↓

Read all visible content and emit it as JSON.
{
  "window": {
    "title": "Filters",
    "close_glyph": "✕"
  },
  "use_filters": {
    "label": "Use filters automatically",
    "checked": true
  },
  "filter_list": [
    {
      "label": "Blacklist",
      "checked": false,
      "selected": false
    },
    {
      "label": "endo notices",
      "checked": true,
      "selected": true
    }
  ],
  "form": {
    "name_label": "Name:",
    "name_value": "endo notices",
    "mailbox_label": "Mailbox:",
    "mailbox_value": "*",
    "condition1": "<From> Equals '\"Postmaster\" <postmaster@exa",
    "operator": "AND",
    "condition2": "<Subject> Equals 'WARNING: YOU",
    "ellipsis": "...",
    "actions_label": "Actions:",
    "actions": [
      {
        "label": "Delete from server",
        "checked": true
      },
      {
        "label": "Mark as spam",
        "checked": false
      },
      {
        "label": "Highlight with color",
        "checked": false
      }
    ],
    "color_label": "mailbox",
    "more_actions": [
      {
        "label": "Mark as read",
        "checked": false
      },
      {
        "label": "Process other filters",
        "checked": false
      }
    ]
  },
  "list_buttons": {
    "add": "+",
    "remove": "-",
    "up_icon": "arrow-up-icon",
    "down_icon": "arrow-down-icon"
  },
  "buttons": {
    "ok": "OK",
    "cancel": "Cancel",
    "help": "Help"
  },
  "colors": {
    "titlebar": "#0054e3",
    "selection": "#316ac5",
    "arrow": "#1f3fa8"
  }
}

↑

→ Task objective:
Each line of the listing above should be output exactly.

→ Worked solution:
Read all visible content and emit it as JSON.
{
  "window": {
    "title": "Filters",
    "close_glyph": "✕"
  },
  "use_filters": {
    "label": "Use filters automatically",
    "checked": true
  },
  "filter_list": [
    {
      "label": "Blacklist",
      "checked": false,
      "selected": false
    },
    {
      "label": "endo notices",
      "checked": true,
      "selected": true
    }
  ],
  "form": {
    "name_label": "Name:",
    "name_value": "endo notices",
    "mailbox_label": "Mailbox:",
    "mailbox_value": "*",
    "condition1": "<From> Equals '\"Postmaster\" <postmaster@exa",
    "operator": "AND",
    "condition2": "<Subject> Equals 'WARNING: YOU",
    "ellipsis": "...",
    "actions_label": "Actions:",
    "actions": [
      {
        "label": "Delete from server",
        "checked": true
      },
      {
        "label": "Mark as spam",
        "checked": false
      },
      {
        "label": "Highlight with color",
        "checked": false
      }
    ],
    "color_label": "mailbox",
    "more_actions": [
      {
        "label": "Mark as read",
        "checked": false
      },
      {
        "label": "Process other filters",
        "checked": false
      }
    ]
  },
  "list_buttons": {
    "add": "+",
    "remove": "-",
    "up_icon": "arrow-up-icon",
    "down_icon": "arrow-down-icon"
  },
  "buttons": {
    "ok": "OK",
    "cancel": "Cancel",
    "help": "Help"
  },
  "colors": {
    "titlebar": "#0054e3",
    "selection": "#316ac5",
    "arrow": "#1f3fa8"
  }
}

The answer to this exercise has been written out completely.